• DATA EXCERPTS:
***

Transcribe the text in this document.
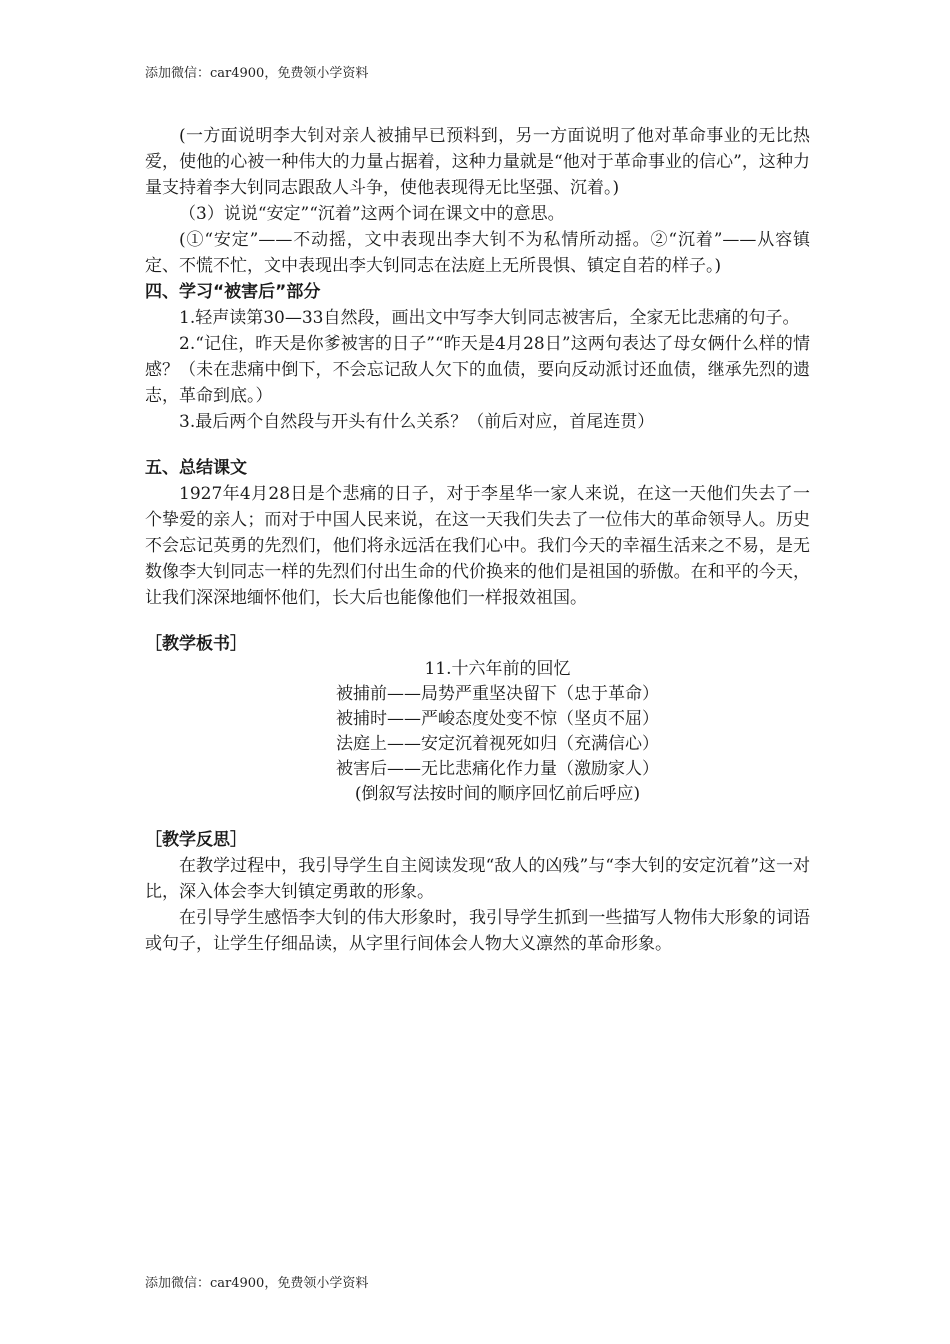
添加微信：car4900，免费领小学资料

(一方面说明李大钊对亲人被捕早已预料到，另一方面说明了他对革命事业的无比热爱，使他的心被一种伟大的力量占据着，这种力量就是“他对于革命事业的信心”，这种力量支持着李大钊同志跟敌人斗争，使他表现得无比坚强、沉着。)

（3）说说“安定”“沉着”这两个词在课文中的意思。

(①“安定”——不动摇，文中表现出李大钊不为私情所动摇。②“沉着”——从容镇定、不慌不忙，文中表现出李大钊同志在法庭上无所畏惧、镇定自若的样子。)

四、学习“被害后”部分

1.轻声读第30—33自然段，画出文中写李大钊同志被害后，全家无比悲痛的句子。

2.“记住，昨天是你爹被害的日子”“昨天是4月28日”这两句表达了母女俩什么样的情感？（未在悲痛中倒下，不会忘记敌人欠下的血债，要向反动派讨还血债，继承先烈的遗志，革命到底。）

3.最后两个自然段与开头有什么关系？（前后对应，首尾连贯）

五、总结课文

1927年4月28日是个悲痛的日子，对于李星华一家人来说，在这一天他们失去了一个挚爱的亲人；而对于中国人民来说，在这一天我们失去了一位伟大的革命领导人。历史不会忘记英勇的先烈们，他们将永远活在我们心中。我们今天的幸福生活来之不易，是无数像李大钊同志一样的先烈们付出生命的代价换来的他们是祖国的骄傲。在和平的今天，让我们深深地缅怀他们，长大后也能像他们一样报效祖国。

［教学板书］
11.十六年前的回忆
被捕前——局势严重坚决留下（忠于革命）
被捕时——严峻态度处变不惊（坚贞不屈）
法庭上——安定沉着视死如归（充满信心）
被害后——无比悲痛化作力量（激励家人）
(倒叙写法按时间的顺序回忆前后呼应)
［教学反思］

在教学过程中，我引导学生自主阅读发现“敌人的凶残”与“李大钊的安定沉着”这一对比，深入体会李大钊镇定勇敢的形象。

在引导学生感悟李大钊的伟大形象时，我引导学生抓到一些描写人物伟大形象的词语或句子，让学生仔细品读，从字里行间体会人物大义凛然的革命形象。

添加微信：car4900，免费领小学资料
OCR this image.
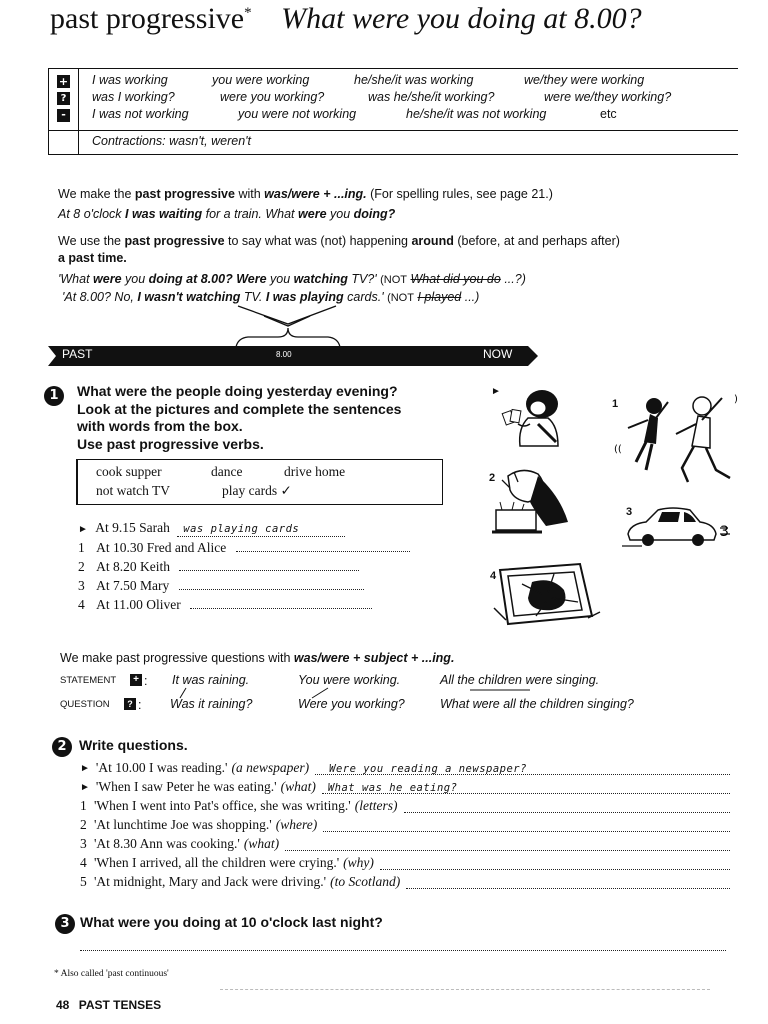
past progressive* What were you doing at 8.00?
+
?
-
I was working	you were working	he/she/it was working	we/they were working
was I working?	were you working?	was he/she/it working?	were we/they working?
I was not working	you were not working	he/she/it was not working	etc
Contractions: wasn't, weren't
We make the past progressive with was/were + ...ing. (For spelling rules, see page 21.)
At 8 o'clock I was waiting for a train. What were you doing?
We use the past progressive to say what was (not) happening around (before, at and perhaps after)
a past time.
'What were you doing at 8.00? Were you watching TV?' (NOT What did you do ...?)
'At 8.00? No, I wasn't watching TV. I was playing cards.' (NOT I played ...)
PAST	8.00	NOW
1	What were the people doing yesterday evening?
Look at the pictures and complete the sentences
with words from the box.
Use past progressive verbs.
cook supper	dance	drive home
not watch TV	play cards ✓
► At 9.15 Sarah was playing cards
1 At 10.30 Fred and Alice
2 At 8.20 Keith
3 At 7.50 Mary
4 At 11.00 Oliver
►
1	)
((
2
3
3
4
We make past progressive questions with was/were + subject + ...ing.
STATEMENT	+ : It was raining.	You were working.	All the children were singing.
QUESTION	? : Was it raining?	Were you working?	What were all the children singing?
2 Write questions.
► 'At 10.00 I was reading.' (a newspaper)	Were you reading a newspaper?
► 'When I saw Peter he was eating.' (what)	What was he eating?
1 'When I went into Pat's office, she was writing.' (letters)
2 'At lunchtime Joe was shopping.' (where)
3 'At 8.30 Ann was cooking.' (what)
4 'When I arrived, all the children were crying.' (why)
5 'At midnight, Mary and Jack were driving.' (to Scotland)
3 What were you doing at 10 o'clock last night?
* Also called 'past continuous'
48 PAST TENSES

***

• WHAT IS BEING ASKED: Do not copy the pictures, but repeat every line exactly.

• EXERCISE RESPONSE:
Transcribe the text in this document.
添加微信：car4900，免费领小学资料

(一方面说明李大钊对亲人被捕早已预料到，另一方面说明了他对革命事业的无比热爱，使他的心被一种伟大的力量占据着，这种力量就是“他对于革命事业的信心”，这种力量支持着李大钊同志跟敌人斗争，使他表现得无比坚强、沉着。)

（3）说说“安定”“沉着”这两个词在课文中的意思。

(①“安定”——不动摇，文中表现出李大钊不为私情所动摇。②“沉着”——从容镇定、不慌不忙，文中表现出李大钊同志在法庭上无所畏惧、镇定自若的样子。)

四、学习“被害后”部分

1.轻声读第30—33自然段，画出文中写李大钊同志被害后，全家无比悲痛的句子。

2.“记住，昨天是你爹被害的日子”“昨天是4月28日”这两句表达了母女俩什么样的情感？（未在悲痛中倒下，不会忘记敌人欠下的血债，要向反动派讨还血债，继承先烈的遗志，革命到底。）

3.最后两个自然段与开头有什么关系？（前后对应，首尾连贯）

五、总结课文

1927年4月28日是个悲痛的日子，对于李星华一家人来说，在这一天他们失去了一个挚爱的亲人；而对于中国人民来说，在这一天我们失去了一位伟大的革命领导人。历史不会忘记英勇的先烈们，他们将永远活在我们心中。我们今天的幸福生活来之不易，是无数像李大钊同志一样的先烈们付出生命的代价换来的他们是祖国的骄傲。在和平的今天，让我们深深地缅怀他们，长大后也能像他们一样报效祖国。

［教学板书］
11.十六年前的回忆
被捕前——局势严重坚决留下（忠于革命）
被捕时——严峻态度处变不惊（坚贞不屈）
法庭上——安定沉着视死如归（充满信心）
被害后——无比悲痛化作力量（激励家人）
(倒叙写法按时间的顺序回忆前后呼应)
［教学反思］

在教学过程中，我引导学生自主阅读发现“敌人的凶残”与“李大钊的安定沉着”这一对比，深入体会李大钊镇定勇敢的形象。

在引导学生感悟李大钊的伟大形象时，我引导学生抓到一些描写人物伟大形象的词语或句子，让学生仔细品读，从字里行间体会人物大义凛然的革命形象。

添加微信：car4900，免费领小学资料
OCR this image.
past progressive* What were you doing at 8.00?
+
?
-
I was working	you were working	he/she/it was working	we/they were working
was I working?	were you working?	was he/she/it working?	were we/they working?
I was not working	you were not working	he/she/it was not working	etc
Contractions: wasn't, weren't
We make the past progressive with was/were + ...ing. (For spelling rules, see page 21.)
At 8 o'clock I was waiting for a train. What were you doing?
We use the past progressive to say what was (not) happening around (before, at and perhaps after)
a past time.
'What were you doing at 8.00? Were you watching TV?' (NOT What did you do ...?)
'At 8.00? No, I wasn't watching TV. I was playing cards.' (NOT I played ...)
PAST	8.00	NOW
1	What were the people doing yesterday evening?
Look at the pictures and complete the sentences
with words from the box.
Use past progressive verbs.
cook supper	dance	drive home
not watch TV	play cards ✓
► At 9.15 Sarah was playing cards
1 At 10.30 Fred and Alice
2 At 8.20 Keith
3 At 7.50 Mary
4 At 11.00 Oliver
►
1	)
((
2
3
3
4
We make past progressive questions with was/were + subject + ...ing.
STATEMENT	+ : It was raining.	You were working.	All the children were singing.
QUESTION	? : Was it raining?	Were you working?	What were all the children singing?
2 Write questions.
► 'At 10.00 I was reading.' (a newspaper)	Were you reading a newspaper?
► 'When I saw Peter he was eating.' (what)	What was he eating?
1 'When I went into Pat's office, she was writing.' (letters)
2 'At lunchtime Joe was shopping.' (where)
3 'At 8.30 Ann was cooking.' (what)
4 'When I arrived, all the children were crying.' (why)
5 'At midnight, Mary and Jack were driving.' (to Scotland)
3 What were you doing at 10 o'clock last night?
* Also called 'past continuous'
48 PAST TENSES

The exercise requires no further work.